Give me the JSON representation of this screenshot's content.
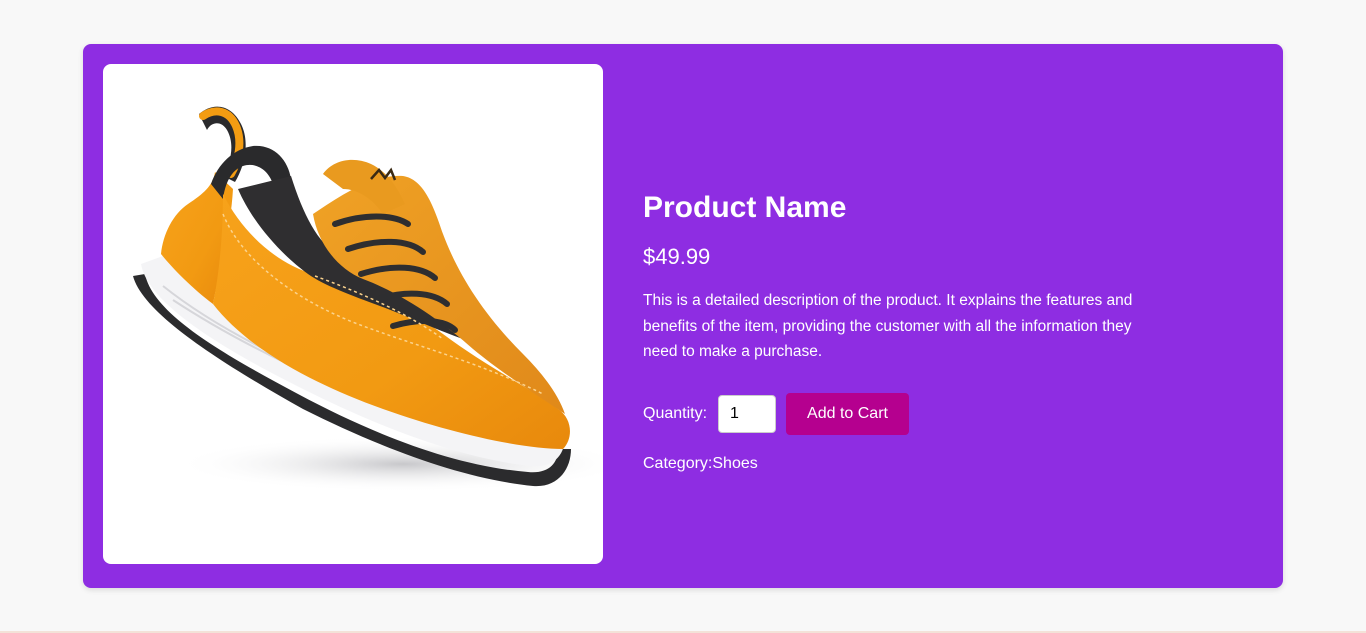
{
  "product": {
    "image_alt": "shoe-image",
    "name": "Product Name",
    "price": "$49.99",
    "description": "This is a detailed description of the product. It explains the features and benefits of the item, providing the customer with all the information they need to make a purchase.",
    "quantity_label": "Quantity:",
    "quantity_value": "1",
    "add_to_cart_label": "Add to Cart",
    "category_label": "Category:",
    "category_value": "Shoes"
  },
  "colors": {
    "page_background": "#f8f8f8",
    "card_background": "#8e2de2",
    "button_background": "#b5008f",
    "text": "#ffffff"
  }
}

════════

Return the entries unchanged, save for the pictures, which do not belong in the copy.

Give me the JSON representation of this screenshot's content.
{
  "product": {
    "image_alt": "shoe-image",
    "name": "Product Name",
    "price": "$49.99",
    "description": "This is a detailed description of the product. It explains the features and benefits of the item, providing the customer with all the information they need to make a purchase.",
    "quantity_label": "Quantity:",
    "quantity_value": "1",
    "add_to_cart_label": "Add to Cart",
    "category_label": "Category:",
    "category_value": "Shoes"
  },
  "colors": {
    "page_background": "#f8f8f8",
    "card_background": "#8e2de2",
    "button_background": "#b5008f",
    "text": "#ffffff"
  }
}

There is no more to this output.